Content starts

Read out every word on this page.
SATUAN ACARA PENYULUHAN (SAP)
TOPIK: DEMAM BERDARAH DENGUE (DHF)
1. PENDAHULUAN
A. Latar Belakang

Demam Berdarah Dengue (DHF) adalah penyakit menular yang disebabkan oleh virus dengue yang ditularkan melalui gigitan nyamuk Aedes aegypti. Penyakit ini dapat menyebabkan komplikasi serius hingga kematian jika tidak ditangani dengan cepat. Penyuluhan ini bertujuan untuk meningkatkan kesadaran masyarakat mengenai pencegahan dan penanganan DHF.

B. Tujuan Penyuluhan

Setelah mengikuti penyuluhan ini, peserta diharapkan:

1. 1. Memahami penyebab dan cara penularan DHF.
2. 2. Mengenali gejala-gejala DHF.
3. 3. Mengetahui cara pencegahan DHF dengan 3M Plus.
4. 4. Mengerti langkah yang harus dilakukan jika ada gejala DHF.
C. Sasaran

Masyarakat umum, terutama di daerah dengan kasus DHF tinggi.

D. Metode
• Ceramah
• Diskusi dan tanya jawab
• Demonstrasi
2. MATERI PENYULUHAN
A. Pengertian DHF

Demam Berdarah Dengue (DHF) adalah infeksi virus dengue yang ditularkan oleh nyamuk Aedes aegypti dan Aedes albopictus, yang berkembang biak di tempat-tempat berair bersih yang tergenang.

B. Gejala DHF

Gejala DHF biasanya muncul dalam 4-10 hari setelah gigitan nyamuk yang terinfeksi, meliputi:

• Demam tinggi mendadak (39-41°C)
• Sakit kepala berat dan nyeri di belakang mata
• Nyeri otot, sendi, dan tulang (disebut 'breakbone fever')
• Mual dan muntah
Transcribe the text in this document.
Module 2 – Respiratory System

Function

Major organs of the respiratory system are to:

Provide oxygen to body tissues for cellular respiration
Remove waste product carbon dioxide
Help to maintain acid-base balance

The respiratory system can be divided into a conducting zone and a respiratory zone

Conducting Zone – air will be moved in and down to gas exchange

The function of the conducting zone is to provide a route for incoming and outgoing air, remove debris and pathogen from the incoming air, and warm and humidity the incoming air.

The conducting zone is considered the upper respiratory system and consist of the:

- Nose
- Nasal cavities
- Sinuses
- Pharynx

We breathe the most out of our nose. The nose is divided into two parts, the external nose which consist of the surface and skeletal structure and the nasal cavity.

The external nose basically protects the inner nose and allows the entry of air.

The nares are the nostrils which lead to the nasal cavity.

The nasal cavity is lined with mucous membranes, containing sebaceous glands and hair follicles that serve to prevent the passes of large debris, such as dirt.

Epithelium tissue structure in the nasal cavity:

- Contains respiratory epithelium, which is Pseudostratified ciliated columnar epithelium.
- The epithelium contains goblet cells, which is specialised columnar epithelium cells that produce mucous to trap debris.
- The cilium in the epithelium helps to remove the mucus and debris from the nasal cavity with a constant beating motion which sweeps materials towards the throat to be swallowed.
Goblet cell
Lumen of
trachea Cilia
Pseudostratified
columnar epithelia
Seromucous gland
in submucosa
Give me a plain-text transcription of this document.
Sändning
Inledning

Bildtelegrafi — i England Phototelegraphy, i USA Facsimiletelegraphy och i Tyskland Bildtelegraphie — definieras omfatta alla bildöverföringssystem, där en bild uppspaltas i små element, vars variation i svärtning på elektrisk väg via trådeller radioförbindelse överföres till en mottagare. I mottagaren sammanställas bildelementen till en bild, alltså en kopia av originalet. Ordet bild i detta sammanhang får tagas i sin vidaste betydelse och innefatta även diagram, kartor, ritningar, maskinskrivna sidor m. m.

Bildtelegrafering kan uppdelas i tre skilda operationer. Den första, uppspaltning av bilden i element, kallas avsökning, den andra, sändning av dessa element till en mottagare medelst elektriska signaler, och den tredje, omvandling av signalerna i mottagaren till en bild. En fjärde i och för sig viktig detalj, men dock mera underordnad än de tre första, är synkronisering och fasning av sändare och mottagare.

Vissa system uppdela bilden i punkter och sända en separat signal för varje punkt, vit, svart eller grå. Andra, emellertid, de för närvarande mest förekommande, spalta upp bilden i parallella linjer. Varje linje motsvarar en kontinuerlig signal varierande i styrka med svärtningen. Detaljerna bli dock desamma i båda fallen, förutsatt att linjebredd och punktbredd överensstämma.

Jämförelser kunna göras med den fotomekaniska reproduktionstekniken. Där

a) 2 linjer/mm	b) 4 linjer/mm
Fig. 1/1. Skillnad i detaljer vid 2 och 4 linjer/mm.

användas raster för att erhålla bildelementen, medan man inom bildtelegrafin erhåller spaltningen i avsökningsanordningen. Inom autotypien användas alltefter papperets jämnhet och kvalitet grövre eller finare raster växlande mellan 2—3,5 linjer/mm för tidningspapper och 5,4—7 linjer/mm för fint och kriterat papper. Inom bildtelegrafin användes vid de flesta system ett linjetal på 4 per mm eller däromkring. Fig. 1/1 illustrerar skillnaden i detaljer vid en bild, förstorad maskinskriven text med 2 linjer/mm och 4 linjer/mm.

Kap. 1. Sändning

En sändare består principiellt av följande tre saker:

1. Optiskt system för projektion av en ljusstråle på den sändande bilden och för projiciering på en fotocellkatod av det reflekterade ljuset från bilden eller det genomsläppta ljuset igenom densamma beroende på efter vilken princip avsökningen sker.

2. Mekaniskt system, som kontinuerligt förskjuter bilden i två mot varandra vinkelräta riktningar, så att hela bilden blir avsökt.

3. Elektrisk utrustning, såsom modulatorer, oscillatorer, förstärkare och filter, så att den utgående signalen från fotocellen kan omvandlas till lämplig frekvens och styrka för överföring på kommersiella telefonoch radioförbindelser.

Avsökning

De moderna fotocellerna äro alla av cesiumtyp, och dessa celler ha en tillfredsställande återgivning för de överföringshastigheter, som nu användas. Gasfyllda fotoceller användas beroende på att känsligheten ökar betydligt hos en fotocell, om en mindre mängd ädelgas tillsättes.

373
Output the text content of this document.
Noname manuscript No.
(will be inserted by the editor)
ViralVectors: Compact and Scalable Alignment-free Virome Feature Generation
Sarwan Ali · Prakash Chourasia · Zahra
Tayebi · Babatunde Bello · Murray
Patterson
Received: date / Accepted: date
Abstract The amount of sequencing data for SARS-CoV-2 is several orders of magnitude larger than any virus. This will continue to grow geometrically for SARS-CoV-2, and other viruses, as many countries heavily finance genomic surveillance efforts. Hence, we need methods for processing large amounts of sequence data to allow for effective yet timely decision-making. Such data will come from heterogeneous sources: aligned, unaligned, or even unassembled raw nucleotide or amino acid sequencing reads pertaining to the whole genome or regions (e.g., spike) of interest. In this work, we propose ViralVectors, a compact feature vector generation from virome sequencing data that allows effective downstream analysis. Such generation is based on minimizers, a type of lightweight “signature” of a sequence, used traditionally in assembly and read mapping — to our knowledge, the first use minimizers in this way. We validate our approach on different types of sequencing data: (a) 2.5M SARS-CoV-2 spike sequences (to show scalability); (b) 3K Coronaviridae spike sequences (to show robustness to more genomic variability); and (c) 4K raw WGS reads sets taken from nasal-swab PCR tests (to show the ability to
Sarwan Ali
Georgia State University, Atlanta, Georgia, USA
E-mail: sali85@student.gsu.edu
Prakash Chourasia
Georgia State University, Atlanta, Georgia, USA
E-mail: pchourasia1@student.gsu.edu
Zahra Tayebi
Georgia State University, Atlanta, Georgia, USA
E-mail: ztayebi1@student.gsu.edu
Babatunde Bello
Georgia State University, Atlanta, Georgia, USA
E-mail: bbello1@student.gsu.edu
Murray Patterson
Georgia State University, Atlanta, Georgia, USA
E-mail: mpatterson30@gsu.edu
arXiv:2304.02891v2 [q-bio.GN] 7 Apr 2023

Content ends

Activity:
Go through the entries and copy every line that has "adalah".

Response for this exercise:
Demam Berdarah Dengue (DHF) adalah penyakit menular yang disebabkan oleh virus dengue yang ditularkan melalui gigitan nyamuk Aedes aegypti. Penyakit ini dapat menyebabkan komplikasi serius hingga kematian jika tidak ditangani dengan cepat. Penyuluhan ini bertujuan untuk meningkatkan kesadaran masyarakat mengenai pencegahan dan penanganan DHF.
Demam Berdarah Dengue (DHF) adalah infeksi virus dengue yang ditularkan oleh nyamuk Aedes aegypti dan Aedes albopictus, yang berkembang biak di tempat-tempat berair bersih yang tergenang.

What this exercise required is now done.